▶ Stored records
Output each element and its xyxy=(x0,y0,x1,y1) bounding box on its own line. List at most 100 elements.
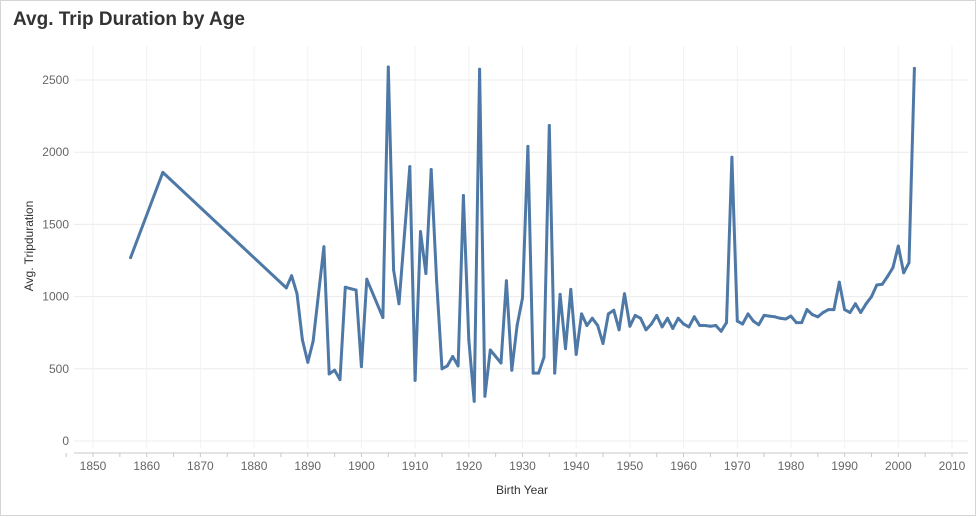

==

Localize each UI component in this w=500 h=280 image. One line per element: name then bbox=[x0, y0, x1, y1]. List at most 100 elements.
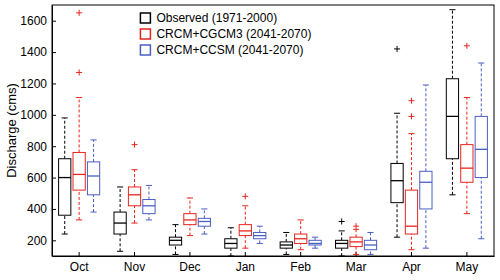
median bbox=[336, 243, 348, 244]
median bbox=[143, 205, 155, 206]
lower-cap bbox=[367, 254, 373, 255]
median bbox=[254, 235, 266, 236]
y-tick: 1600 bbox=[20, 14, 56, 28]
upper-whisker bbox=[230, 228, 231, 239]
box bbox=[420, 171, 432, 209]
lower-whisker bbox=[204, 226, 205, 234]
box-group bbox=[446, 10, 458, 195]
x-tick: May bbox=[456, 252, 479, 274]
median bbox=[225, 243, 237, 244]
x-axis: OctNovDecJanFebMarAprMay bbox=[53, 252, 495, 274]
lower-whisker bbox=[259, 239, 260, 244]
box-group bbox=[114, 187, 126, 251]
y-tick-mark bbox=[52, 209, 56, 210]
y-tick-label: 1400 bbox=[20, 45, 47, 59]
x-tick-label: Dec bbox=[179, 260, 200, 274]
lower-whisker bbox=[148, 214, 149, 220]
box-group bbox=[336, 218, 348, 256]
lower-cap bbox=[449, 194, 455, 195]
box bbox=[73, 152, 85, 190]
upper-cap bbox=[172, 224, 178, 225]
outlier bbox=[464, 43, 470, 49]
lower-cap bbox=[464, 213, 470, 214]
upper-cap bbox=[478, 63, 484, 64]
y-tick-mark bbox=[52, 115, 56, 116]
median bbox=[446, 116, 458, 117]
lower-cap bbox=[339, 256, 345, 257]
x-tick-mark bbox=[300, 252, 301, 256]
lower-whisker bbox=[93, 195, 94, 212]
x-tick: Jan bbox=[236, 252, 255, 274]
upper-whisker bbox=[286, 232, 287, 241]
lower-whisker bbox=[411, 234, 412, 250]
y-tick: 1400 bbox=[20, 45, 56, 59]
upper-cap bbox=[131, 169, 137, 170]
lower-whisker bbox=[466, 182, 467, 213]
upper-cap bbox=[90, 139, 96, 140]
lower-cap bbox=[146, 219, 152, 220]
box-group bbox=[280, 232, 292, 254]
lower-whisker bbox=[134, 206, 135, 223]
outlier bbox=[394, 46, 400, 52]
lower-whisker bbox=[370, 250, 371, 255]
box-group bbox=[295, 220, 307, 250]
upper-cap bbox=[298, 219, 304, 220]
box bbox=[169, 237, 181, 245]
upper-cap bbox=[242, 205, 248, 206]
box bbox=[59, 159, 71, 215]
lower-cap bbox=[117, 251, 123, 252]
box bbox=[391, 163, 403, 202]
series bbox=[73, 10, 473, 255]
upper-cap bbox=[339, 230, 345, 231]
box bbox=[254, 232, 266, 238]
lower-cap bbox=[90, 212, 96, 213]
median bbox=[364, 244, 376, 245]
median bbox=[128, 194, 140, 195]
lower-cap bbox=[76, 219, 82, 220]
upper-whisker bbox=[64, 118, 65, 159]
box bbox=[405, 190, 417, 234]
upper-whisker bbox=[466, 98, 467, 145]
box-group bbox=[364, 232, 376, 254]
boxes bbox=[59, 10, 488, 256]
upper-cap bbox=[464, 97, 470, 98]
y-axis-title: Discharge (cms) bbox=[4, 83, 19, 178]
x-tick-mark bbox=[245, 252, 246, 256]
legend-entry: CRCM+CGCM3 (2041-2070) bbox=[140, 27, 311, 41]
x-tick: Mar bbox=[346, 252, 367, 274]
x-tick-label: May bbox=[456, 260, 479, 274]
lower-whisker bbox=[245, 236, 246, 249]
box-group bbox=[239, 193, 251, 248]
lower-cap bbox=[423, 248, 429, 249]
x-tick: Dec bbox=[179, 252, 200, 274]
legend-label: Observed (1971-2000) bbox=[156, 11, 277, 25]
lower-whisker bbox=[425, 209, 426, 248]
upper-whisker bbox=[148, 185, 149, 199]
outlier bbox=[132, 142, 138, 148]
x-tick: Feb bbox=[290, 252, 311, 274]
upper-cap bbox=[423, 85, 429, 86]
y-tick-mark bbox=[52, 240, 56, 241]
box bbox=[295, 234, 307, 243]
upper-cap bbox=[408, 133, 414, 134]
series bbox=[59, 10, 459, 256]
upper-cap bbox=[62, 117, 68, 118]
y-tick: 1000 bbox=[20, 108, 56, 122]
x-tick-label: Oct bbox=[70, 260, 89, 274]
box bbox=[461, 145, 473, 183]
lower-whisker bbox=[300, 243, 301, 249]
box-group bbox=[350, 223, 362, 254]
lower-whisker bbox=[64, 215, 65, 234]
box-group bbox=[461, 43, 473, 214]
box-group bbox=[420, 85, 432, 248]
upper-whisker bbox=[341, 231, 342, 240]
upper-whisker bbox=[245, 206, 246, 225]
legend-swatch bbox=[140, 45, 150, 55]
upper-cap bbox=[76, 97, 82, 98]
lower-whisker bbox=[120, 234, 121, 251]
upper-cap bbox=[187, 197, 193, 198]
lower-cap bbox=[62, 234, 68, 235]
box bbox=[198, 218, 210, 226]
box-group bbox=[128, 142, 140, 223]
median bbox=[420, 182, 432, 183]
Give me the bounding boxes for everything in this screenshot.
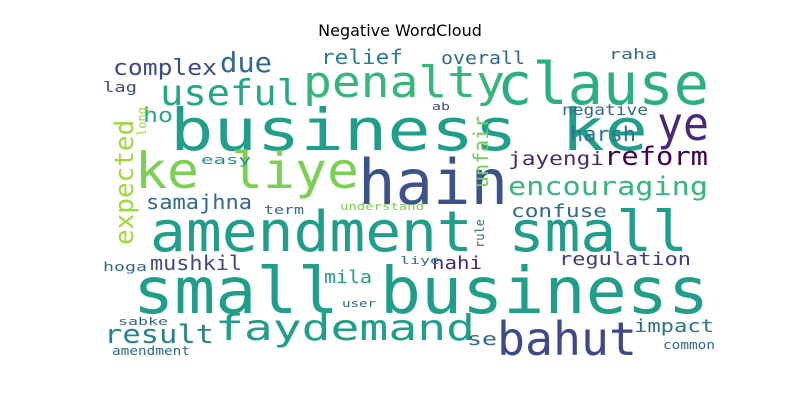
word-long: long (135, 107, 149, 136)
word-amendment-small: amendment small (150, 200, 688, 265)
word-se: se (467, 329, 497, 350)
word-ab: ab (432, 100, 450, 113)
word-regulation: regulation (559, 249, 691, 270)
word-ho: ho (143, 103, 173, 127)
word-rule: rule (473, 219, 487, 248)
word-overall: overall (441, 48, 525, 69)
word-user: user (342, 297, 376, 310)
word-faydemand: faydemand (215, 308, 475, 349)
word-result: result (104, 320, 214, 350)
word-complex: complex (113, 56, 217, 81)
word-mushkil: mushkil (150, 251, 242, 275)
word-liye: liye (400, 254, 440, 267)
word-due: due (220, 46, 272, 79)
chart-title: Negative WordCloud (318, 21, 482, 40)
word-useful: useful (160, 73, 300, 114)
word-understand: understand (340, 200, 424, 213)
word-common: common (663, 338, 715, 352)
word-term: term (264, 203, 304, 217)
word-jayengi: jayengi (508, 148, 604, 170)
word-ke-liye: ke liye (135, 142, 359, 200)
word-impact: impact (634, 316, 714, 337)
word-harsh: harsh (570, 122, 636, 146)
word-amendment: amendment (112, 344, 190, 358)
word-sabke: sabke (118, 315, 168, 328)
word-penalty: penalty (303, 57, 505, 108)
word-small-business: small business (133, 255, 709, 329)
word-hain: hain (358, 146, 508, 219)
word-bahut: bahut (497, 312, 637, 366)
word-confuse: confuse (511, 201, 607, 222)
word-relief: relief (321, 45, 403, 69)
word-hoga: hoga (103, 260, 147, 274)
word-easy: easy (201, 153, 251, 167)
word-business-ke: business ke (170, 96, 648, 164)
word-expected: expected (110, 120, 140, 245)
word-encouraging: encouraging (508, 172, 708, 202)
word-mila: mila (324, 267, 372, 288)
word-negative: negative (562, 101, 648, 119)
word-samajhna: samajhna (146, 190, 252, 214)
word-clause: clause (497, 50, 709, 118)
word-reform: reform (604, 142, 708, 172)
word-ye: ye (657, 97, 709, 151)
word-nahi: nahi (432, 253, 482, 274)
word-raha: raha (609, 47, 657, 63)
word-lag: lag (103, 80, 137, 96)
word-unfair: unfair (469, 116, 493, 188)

▶ Task
Please edit the records from the line containing "Localize each UI" through the line containing "upper-whisker bbox=[230, 228, 231, 239]", inclusive, so that "median" becomes "middle" and nothing else changes. Return only those edited lines, with the pictures left out.

▶ The answer
Localize each UI component in this w=500 h=280 image. One line per element: name then bbox=[x0, y0, x1, y1]. List at most 100 elements.
middle bbox=[336, 243, 348, 244]
middle bbox=[143, 205, 155, 206]
lower-cap bbox=[367, 254, 373, 255]
middle bbox=[254, 235, 266, 236]
y-tick: 1600 bbox=[20, 14, 56, 28]
upper-whisker bbox=[230, 228, 231, 239]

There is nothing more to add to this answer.